— begin —

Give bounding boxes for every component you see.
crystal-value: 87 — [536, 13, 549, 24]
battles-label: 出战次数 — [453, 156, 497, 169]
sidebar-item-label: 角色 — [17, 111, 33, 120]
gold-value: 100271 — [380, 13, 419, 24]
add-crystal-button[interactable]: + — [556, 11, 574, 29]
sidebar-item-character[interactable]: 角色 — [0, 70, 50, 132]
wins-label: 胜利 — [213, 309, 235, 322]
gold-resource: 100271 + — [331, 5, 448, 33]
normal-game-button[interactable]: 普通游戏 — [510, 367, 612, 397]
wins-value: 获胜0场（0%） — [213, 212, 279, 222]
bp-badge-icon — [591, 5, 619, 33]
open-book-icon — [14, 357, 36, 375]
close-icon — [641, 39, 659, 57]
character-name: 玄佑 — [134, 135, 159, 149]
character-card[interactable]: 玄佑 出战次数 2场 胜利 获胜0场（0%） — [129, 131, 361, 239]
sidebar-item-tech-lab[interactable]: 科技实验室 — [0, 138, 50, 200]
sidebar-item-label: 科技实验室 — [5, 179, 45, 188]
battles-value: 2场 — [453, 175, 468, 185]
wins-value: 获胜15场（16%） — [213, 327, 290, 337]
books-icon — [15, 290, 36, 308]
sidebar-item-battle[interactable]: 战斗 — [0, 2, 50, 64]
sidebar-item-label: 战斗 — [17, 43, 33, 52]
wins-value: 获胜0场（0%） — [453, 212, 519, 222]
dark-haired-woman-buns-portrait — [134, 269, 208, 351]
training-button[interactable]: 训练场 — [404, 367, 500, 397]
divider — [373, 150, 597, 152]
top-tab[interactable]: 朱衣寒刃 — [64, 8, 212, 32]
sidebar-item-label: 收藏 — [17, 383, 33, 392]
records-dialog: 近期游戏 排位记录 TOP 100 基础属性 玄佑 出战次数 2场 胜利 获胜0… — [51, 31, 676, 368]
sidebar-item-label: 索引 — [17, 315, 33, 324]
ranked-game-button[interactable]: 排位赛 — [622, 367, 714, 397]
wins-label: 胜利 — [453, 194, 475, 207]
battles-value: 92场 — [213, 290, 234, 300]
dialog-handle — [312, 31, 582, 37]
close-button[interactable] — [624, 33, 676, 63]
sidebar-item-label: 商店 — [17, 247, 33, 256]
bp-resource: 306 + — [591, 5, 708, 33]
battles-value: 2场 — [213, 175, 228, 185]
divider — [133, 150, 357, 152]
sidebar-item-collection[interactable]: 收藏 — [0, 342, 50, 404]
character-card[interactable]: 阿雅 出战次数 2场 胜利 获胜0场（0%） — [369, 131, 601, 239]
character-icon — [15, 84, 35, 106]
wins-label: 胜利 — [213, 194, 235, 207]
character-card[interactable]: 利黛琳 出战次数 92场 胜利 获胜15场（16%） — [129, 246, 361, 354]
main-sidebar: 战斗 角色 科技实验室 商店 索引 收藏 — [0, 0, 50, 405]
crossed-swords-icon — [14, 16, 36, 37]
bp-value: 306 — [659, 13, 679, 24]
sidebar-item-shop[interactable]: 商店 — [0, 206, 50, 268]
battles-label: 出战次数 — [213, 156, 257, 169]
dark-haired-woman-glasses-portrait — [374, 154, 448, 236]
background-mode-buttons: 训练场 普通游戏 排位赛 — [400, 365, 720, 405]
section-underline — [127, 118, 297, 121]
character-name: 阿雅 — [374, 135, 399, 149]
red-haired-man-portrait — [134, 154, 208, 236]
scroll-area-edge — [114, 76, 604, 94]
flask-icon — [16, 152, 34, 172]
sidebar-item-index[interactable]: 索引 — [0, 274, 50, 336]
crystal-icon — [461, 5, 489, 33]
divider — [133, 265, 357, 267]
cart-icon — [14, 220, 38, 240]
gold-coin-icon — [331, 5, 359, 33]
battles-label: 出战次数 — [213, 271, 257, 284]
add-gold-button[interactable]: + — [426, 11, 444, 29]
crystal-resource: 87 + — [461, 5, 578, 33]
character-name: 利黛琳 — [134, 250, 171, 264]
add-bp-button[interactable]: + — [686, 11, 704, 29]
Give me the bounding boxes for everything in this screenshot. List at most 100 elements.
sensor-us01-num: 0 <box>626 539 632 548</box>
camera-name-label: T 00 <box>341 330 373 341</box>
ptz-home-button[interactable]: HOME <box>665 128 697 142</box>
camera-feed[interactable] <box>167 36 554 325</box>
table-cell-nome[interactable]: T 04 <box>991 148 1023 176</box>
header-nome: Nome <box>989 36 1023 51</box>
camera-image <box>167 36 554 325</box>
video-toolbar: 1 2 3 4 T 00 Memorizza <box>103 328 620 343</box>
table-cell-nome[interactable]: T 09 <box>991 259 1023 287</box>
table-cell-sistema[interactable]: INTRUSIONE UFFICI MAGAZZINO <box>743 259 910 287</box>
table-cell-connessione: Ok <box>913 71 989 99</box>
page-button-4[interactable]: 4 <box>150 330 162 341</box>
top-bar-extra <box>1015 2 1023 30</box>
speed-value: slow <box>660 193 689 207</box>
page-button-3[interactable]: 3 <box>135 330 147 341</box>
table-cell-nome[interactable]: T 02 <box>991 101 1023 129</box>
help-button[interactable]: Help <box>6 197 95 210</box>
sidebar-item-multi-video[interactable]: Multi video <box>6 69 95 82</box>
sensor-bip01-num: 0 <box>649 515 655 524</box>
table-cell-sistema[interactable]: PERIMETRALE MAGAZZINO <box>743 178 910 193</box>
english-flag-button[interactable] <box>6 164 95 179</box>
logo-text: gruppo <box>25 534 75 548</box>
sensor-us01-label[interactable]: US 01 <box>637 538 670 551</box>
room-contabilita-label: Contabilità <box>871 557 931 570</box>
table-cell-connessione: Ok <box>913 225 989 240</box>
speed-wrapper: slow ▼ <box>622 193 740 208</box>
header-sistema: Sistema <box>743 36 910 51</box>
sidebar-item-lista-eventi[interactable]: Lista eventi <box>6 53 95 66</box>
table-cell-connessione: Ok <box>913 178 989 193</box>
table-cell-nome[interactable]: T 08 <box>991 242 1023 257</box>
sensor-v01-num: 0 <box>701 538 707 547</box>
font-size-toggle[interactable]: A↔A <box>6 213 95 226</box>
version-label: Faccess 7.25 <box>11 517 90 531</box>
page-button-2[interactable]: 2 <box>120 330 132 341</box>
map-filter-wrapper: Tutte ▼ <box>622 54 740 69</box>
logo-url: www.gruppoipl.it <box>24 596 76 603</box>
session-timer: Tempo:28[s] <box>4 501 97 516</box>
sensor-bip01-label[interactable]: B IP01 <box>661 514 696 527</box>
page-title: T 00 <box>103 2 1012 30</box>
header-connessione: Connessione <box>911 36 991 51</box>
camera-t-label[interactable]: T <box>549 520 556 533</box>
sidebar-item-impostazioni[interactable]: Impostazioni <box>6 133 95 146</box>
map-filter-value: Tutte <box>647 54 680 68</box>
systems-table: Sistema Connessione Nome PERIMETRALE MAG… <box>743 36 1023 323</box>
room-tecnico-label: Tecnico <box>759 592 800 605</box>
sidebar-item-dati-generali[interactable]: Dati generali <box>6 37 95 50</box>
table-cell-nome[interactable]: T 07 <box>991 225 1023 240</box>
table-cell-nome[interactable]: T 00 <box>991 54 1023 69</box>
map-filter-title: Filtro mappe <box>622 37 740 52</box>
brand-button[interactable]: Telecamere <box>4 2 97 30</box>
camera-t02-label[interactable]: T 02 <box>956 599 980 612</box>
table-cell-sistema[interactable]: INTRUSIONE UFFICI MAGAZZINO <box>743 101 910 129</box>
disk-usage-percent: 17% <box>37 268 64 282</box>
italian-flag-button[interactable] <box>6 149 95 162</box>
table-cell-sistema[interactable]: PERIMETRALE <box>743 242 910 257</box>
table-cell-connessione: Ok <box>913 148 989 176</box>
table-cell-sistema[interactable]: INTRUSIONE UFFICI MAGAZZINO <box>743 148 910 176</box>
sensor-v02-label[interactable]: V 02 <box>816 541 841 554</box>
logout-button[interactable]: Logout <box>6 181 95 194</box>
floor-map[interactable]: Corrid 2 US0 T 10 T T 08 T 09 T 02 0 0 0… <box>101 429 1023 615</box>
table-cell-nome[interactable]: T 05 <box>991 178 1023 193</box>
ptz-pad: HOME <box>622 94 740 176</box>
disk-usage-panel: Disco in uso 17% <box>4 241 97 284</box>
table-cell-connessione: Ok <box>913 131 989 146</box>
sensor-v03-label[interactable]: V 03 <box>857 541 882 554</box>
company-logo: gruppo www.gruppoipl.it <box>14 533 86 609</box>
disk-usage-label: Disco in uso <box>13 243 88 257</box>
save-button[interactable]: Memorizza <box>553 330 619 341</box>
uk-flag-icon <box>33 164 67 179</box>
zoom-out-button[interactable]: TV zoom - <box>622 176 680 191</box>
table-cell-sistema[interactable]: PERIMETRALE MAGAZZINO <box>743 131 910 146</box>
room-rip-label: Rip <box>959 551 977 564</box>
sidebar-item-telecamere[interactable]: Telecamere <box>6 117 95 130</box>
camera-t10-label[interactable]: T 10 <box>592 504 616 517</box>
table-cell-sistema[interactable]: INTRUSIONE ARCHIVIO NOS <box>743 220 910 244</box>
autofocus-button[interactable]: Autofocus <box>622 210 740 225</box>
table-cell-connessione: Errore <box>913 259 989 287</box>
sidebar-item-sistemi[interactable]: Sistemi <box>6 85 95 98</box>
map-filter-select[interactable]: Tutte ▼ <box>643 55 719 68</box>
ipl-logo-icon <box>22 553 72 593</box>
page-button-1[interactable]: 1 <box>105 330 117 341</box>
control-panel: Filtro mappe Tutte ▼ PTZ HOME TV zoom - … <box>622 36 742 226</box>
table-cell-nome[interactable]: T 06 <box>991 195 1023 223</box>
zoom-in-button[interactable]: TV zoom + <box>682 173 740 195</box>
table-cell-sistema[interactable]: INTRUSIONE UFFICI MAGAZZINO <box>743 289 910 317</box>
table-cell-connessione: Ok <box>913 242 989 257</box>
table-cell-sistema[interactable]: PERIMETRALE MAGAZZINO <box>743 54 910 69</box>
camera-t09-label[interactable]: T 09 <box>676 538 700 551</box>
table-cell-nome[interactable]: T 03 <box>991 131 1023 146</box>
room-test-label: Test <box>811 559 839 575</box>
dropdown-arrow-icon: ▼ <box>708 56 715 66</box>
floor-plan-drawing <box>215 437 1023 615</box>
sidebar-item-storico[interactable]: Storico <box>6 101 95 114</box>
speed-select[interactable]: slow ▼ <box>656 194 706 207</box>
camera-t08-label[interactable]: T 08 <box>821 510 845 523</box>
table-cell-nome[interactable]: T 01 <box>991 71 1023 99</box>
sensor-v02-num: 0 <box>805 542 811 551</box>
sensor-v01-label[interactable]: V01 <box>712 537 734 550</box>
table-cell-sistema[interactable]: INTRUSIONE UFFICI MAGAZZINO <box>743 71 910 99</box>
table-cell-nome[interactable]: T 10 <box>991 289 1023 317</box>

— end —

■ **Problem details**:
Reproduce the rows from the first line through the line containing "bp-value: 306 — [659, 13, 679, 24]", changing every occurrence of "wins-label" to "victory-label" and leaving everything else unchanged.

■ **Exercise answer**:
Give bounding boxes for every component you see.
crystal-value: 87 — [536, 13, 549, 24]
battles-label: 出战次数 — [453, 156, 497, 169]
sidebar-item-label: 角色 — [17, 111, 33, 120]
gold-value: 100271 — [380, 13, 419, 24]
add-crystal-button[interactable]: + — [556, 11, 574, 29]
sidebar-item-character[interactable]: 角色 — [0, 70, 50, 132]
victory-label: 胜利 — [213, 309, 235, 322]
gold-resource: 100271 + — [331, 5, 448, 33]
normal-game-button[interactable]: 普通游戏 — [510, 367, 612, 397]
wins-value: 获胜0场（0%） — [213, 212, 279, 222]
bp-badge-icon — [591, 5, 619, 33]
open-book-icon — [14, 357, 36, 375]
close-icon — [641, 39, 659, 57]
character-name: 玄佑 — [134, 135, 159, 149]
character-card[interactable]: 玄佑 出战次数 2场 胜利 获胜0场（0%） — [129, 131, 361, 239]
sidebar-item-tech-lab[interactable]: 科技实验室 — [0, 138, 50, 200]
sidebar-item-label: 科技实验室 — [5, 179, 45, 188]
battles-value: 2场 — [453, 175, 468, 185]
wins-value: 获胜15场（16%） — [213, 327, 290, 337]
books-icon — [15, 290, 36, 308]
sidebar-item-battle[interactable]: 战斗 — [0, 2, 50, 64]
sidebar-item-label: 战斗 — [17, 43, 33, 52]
wins-value: 获胜0场（0%） — [453, 212, 519, 222]
dark-haired-woman-buns-portrait — [134, 269, 208, 351]
training-button[interactable]: 训练场 — [404, 367, 500, 397]
divider — [373, 150, 597, 152]
top-tab[interactable]: 朱衣寒刃 — [64, 8, 212, 32]
sidebar-item-label: 收藏 — [17, 383, 33, 392]
records-dialog: 近期游戏 排位记录 TOP 100 基础属性 玄佑 出战次数 2场 胜利 获胜0… — [51, 31, 676, 368]
sidebar-item-label: 索引 — [17, 315, 33, 324]
ranked-game-button[interactable]: 排位赛 — [622, 367, 714, 397]
victory-label: 胜利 — [453, 194, 475, 207]
battles-value: 92场 — [213, 290, 234, 300]
dialog-handle — [312, 31, 582, 37]
close-button[interactable] — [624, 33, 676, 63]
sidebar-item-label: 商店 — [17, 247, 33, 256]
bp-resource: 306 + — [591, 5, 708, 33]
battles-value: 2场 — [213, 175, 228, 185]
divider — [133, 150, 357, 152]
sidebar-item-collection[interactable]: 收藏 — [0, 342, 50, 404]
character-card[interactable]: 阿雅 出战次数 2场 胜利 获胜0场（0%） — [369, 131, 601, 239]
character-icon — [15, 84, 35, 106]
victory-label: 胜利 — [213, 194, 235, 207]
character-card[interactable]: 利黛琳 出战次数 92场 胜利 获胜15场（16%） — [129, 246, 361, 354]
main-sidebar: 战斗 角色 科技实验室 商店 索引 收藏 — [0, 0, 50, 405]
crossed-swords-icon — [14, 16, 36, 37]
bp-value: 306 — [659, 13, 679, 24]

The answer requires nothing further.